Below is a block of records; repeat each one exactly.
Start of Entries supplied
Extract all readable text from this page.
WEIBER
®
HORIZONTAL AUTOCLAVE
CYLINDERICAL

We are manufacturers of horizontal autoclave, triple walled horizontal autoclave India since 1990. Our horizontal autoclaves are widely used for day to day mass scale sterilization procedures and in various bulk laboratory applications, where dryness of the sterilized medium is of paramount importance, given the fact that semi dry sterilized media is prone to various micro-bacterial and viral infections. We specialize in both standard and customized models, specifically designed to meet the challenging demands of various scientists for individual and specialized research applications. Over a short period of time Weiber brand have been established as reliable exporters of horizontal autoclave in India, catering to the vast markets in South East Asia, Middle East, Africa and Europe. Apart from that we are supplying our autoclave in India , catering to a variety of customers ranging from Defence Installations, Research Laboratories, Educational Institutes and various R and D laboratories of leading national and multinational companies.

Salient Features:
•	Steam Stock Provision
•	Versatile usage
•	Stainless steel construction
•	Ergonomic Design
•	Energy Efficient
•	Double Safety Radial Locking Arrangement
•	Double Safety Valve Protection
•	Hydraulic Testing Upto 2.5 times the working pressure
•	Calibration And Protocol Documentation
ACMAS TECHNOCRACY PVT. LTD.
End of Entries supplied
* _Result of this task_:
Extract all readable text from this page.
WEIBER
®
HORIZONTAL AUTOCLAVE
CYLINDERICAL

We are manufacturers of horizontal autoclave, triple walled horizontal autoclave India since 1990. Our horizontal autoclaves are widely used for day to day mass scale sterilization procedures and in various bulk laboratory applications, where dryness of the sterilized medium is of paramount importance, given the fact that semi dry sterilized media is prone to various micro-bacterial and viral infections. We specialize in both standard and customized models, specifically designed to meet the challenging demands of various scientists for individual and specialized research applications. Over a short period of time Weiber brand have been established as reliable exporters of horizontal autoclave in India, catering to the vast markets in South East Asia, Middle East, Africa and Europe. Apart from that we are supplying our autoclave in India , catering to a variety of customers ranging from Defence Installations, Research Laboratories, Educational Institutes and various R and D laboratories of leading national and multinational companies.

Salient Features:
•	Steam Stock Provision
•	Versatile usage
•	Stainless steel construction
•	Ergonomic Design
•	Energy Efficient
•	Double Safety Radial Locking Arrangement
•	Double Safety Valve Protection
•	Hydraulic Testing Upto 2.5 times the working pressure
•	Calibration And Protocol Documentation
ACMAS TECHNOCRACY PVT. LTD.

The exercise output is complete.